** Start **

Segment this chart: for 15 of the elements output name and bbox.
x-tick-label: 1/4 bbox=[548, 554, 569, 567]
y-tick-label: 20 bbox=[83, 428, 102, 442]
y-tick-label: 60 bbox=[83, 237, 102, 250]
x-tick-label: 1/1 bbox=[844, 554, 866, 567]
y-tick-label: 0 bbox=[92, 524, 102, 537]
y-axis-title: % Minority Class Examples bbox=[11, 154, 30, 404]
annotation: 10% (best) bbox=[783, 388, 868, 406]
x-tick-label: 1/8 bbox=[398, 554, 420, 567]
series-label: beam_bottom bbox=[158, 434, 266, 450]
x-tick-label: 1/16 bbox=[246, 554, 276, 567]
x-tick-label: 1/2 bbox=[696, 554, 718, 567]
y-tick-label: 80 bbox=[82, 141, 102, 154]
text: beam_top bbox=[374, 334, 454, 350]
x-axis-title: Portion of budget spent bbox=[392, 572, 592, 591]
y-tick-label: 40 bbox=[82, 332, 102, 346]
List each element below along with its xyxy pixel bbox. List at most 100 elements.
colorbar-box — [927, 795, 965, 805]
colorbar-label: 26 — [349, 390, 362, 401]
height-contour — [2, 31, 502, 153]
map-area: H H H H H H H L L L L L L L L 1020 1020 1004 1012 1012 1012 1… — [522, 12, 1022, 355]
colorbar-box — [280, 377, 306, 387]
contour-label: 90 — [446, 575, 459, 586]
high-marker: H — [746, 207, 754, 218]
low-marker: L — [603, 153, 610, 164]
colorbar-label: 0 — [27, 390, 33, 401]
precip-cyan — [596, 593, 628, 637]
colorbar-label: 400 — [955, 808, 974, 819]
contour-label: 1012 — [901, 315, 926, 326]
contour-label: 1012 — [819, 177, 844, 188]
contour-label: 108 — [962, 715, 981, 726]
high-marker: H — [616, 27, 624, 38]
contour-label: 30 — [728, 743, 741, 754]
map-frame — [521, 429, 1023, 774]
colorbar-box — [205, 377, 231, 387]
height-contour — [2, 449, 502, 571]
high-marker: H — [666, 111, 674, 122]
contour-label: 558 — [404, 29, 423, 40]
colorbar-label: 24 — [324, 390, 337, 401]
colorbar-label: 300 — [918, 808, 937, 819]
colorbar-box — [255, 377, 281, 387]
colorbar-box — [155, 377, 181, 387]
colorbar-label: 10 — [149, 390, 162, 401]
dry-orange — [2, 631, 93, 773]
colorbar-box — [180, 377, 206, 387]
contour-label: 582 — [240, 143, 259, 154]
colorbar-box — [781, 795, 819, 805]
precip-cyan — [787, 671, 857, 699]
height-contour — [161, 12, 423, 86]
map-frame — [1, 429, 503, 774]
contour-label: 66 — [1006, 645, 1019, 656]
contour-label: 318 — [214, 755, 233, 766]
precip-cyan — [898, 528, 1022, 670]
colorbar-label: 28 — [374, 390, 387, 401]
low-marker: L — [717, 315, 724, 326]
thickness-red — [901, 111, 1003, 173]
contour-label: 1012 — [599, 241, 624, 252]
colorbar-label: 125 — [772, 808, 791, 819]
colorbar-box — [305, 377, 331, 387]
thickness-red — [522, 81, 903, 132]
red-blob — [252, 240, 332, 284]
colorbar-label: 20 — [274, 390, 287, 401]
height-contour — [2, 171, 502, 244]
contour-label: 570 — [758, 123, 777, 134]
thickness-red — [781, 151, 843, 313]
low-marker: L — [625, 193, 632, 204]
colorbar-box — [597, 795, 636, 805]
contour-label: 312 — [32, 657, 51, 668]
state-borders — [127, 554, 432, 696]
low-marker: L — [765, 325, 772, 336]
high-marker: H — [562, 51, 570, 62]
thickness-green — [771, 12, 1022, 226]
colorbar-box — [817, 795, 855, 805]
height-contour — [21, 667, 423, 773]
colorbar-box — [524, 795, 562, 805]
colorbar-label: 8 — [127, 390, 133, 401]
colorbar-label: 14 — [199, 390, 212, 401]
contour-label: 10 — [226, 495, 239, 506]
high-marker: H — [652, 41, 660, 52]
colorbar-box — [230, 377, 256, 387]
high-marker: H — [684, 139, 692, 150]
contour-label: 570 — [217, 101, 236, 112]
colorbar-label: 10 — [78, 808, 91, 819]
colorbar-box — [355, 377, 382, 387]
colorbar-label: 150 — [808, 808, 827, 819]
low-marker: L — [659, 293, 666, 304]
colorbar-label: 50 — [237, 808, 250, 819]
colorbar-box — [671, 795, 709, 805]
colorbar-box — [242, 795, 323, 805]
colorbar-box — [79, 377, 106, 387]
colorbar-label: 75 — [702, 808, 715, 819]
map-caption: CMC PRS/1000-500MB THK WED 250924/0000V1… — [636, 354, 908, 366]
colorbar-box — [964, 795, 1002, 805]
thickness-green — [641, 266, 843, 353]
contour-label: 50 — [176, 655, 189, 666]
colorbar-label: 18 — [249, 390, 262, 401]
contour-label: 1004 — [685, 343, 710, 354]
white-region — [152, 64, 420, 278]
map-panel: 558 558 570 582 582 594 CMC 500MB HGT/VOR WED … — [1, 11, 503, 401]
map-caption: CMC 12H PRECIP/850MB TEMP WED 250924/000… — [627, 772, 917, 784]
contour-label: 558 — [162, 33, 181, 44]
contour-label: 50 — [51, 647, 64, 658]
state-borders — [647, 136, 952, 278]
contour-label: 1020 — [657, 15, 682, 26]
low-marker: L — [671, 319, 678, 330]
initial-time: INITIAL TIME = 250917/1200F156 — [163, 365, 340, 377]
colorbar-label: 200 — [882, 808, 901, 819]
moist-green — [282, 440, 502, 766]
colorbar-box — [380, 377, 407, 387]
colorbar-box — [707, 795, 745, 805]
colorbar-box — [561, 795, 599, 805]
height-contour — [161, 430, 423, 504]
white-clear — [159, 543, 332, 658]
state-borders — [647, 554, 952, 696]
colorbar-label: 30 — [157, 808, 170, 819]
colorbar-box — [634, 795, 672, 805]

** End **

WORK TO COMPLETE: Reproduce every row above verbatim, keeping the original order and line breaks.

COMPLETED EXERCISE:
Segment this chart: for 15 of the elements output name and bbox.
x-tick-label: 1/4 bbox=[548, 554, 569, 567]
y-tick-label: 20 bbox=[83, 428, 102, 442]
y-tick-label: 60 bbox=[83, 237, 102, 250]
x-tick-label: 1/1 bbox=[844, 554, 866, 567]
y-tick-label: 0 bbox=[92, 524, 102, 537]
y-axis-title: % Minority Class Examples bbox=[11, 154, 30, 404]
annotation: 10% (best) bbox=[783, 388, 868, 406]
x-tick-label: 1/8 bbox=[398, 554, 420, 567]
series-label: beam_bottom bbox=[158, 434, 266, 450]
x-tick-label: 1/16 bbox=[246, 554, 276, 567]
x-tick-label: 1/2 bbox=[696, 554, 718, 567]
y-tick-label: 80 bbox=[82, 141, 102, 154]
text: beam_top bbox=[374, 334, 454, 350]
x-axis-title: Portion of budget spent bbox=[392, 572, 592, 591]
y-tick-label: 40 bbox=[82, 332, 102, 346]
List each element below along with its xyxy pixel bbox. List at most 100 elements.
colorbar-box — [927, 795, 965, 805]
colorbar-label: 26 — [349, 390, 362, 401]
height-contour — [2, 31, 502, 153]
map-area: H H H H H H H L L L L L L L L 1020 1020 1004 1012 1012 1012 1… — [522, 12, 1022, 355]
colorbar-box — [280, 377, 306, 387]
contour-label: 90 — [446, 575, 459, 586]
high-marker: H — [746, 207, 754, 218]
low-marker: L — [603, 153, 610, 164]
colorbar-label: 0 — [27, 390, 33, 401]
precip-cyan — [596, 593, 628, 637]
colorbar-label: 400 — [955, 808, 974, 819]
contour-label: 1012 — [901, 315, 926, 326]
contour-label: 1012 — [819, 177, 844, 188]
contour-label: 108 — [962, 715, 981, 726]
high-marker: H — [616, 27, 624, 38]
contour-label: 30 — [728, 743, 741, 754]
map-frame — [521, 429, 1023, 774]
colorbar-box — [205, 377, 231, 387]
height-contour — [2, 449, 502, 571]
high-marker: H — [666, 111, 674, 122]
contour-label: 558 — [404, 29, 423, 40]
colorbar-label: 24 — [324, 390, 337, 401]
colorbar-label: 300 — [918, 808, 937, 819]
colorbar-box — [255, 377, 281, 387]
colorbar-box — [155, 377, 181, 387]
colorbar-label: 10 — [149, 390, 162, 401]
dry-orange — [2, 631, 93, 773]
colorbar-box — [180, 377, 206, 387]
contour-label: 582 — [240, 143, 259, 154]
colorbar-box — [781, 795, 819, 805]
precip-cyan — [787, 671, 857, 699]
height-contour — [161, 12, 423, 86]
map-frame — [1, 429, 503, 774]
contour-label: 66 — [1006, 645, 1019, 656]
contour-label: 318 — [214, 755, 233, 766]
precip-cyan — [898, 528, 1022, 670]
colorbar-label: 28 — [374, 390, 387, 401]
low-marker: L — [717, 315, 724, 326]
thickness-red — [901, 111, 1003, 173]
contour-label: 1012 — [599, 241, 624, 252]
colorbar-label: 125 — [772, 808, 791, 819]
colorbar-box — [305, 377, 331, 387]
thickness-red — [522, 81, 903, 132]
red-blob — [252, 240, 332, 284]
colorbar-label: 20 — [274, 390, 287, 401]
height-contour — [2, 171, 502, 244]
contour-label: 570 — [758, 123, 777, 134]
thickness-red — [781, 151, 843, 313]
low-marker: L — [625, 193, 632, 204]
colorbar-box — [597, 795, 636, 805]
contour-label: 312 — [32, 657, 51, 668]
state-borders — [127, 554, 432, 696]
low-marker: L — [765, 325, 772, 336]
high-marker: H — [562, 51, 570, 62]
thickness-green — [771, 12, 1022, 226]
colorbar-box — [817, 795, 855, 805]
height-contour — [21, 667, 423, 773]
colorbar-box — [524, 795, 562, 805]
colorbar-label: 8 — [127, 390, 133, 401]
colorbar-label: 14 — [199, 390, 212, 401]
contour-label: 10 — [226, 495, 239, 506]
high-marker: H — [652, 41, 660, 52]
colorbar-box — [230, 377, 256, 387]
high-marker: H — [684, 139, 692, 150]
contour-label: 570 — [217, 101, 236, 112]
colorbar-label: 10 — [78, 808, 91, 819]
colorbar-box — [355, 377, 382, 387]
colorbar-label: 150 — [808, 808, 827, 819]
low-marker: L — [659, 293, 666, 304]
colorbar-label: 50 — [237, 808, 250, 819]
colorbar-box — [671, 795, 709, 805]
colorbar-box — [242, 795, 323, 805]
colorbar-box — [79, 377, 106, 387]
colorbar-label: 75 — [702, 808, 715, 819]
map-caption: CMC PRS/1000-500MB THK WED 250924/0000V1… — [636, 354, 908, 366]
colorbar-box — [964, 795, 1002, 805]
thickness-green — [641, 266, 843, 353]
contour-label: 50 — [176, 655, 189, 666]
colorbar-label: 18 — [249, 390, 262, 401]
contour-label: 1004 — [685, 343, 710, 354]
white-region — [152, 64, 420, 278]
map-panel: 558 558 570 582 582 594 CMC 500MB HGT/VOR WED … — [1, 11, 503, 401]
map-caption: CMC 12H PRECIP/850MB TEMP WED 250924/000… — [627, 772, 917, 784]
contour-label: 558 — [162, 33, 181, 44]
contour-label: 50 — [51, 647, 64, 658]
state-borders — [647, 136, 952, 278]
contour-label: 1020 — [657, 15, 682, 26]
low-marker: L — [671, 319, 678, 330]
initial-time: INITIAL TIME = 250917/1200F156 — [163, 365, 340, 377]
colorbar-label: 200 — [882, 808, 901, 819]
moist-green — [282, 440, 502, 766]
colorbar-box — [380, 377, 407, 387]
colorbar-box — [707, 795, 745, 805]
colorbar-box — [561, 795, 599, 805]
height-contour — [161, 430, 423, 504]
white-clear — [159, 543, 332, 658]
state-borders — [647, 554, 952, 696]
colorbar-label: 30 — [157, 808, 170, 819]
colorbar-box — [634, 795, 672, 805]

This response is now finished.